>> BEGIN Extracted records
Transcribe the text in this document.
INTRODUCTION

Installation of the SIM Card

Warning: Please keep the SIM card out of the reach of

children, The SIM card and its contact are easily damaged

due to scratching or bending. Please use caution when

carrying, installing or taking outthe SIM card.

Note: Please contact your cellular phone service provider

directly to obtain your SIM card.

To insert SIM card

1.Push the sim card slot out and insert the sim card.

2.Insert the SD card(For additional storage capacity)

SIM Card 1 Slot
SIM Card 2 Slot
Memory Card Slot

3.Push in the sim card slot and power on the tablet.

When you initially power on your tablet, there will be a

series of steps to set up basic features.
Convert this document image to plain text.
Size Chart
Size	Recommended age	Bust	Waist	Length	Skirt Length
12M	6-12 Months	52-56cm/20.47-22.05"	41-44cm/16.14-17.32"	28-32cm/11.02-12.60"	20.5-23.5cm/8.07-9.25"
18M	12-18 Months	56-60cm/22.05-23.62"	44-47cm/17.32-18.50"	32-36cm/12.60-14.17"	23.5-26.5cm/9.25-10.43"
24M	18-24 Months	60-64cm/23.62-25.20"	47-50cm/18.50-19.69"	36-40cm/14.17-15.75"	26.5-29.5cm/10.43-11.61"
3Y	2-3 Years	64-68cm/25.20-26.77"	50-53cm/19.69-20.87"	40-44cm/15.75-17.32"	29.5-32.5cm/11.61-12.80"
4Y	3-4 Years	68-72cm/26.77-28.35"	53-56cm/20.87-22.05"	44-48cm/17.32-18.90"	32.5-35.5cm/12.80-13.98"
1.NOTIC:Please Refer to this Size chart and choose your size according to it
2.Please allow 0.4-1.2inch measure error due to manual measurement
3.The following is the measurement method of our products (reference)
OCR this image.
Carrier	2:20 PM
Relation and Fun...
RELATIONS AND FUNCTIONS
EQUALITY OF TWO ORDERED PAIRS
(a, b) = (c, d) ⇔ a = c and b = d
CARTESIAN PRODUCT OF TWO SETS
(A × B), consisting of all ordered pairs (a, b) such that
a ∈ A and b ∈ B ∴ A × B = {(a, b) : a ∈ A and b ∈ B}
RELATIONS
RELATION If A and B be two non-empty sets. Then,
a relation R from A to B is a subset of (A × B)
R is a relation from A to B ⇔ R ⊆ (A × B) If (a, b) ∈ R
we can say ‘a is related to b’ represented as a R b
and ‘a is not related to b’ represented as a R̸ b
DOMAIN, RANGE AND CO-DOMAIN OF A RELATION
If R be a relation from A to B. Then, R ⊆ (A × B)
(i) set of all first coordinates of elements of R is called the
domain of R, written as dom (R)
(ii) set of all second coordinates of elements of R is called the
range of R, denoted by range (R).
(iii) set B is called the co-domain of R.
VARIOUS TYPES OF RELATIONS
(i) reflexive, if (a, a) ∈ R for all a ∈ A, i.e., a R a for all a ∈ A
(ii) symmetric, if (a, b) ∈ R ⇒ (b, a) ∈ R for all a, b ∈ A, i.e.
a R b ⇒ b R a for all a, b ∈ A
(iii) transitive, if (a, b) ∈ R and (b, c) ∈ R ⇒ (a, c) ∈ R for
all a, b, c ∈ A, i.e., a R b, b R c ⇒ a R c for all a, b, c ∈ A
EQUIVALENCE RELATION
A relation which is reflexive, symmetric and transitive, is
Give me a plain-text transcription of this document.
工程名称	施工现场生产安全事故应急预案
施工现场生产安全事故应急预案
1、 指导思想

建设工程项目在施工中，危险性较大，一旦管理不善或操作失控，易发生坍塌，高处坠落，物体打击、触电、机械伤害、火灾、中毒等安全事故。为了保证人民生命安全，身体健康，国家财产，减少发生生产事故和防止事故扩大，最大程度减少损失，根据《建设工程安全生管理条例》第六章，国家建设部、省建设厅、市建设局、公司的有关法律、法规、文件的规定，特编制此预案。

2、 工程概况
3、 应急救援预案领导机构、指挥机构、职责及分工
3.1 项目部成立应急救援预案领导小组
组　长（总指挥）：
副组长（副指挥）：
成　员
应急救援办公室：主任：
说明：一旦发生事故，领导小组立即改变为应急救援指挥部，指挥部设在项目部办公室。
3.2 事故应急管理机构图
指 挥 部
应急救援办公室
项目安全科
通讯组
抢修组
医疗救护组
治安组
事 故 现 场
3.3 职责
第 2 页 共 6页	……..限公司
>> END Extracted records
● Given task
Every line holding "from" should be copied out.

● Solution
a relation R from A to B is a subset of (A × B)
R is a relation from A to B ⇔ R ⊆ (A × B) If (a, b) ∈ R
If R be a relation from A to B. Then, R ⊆ (A × B)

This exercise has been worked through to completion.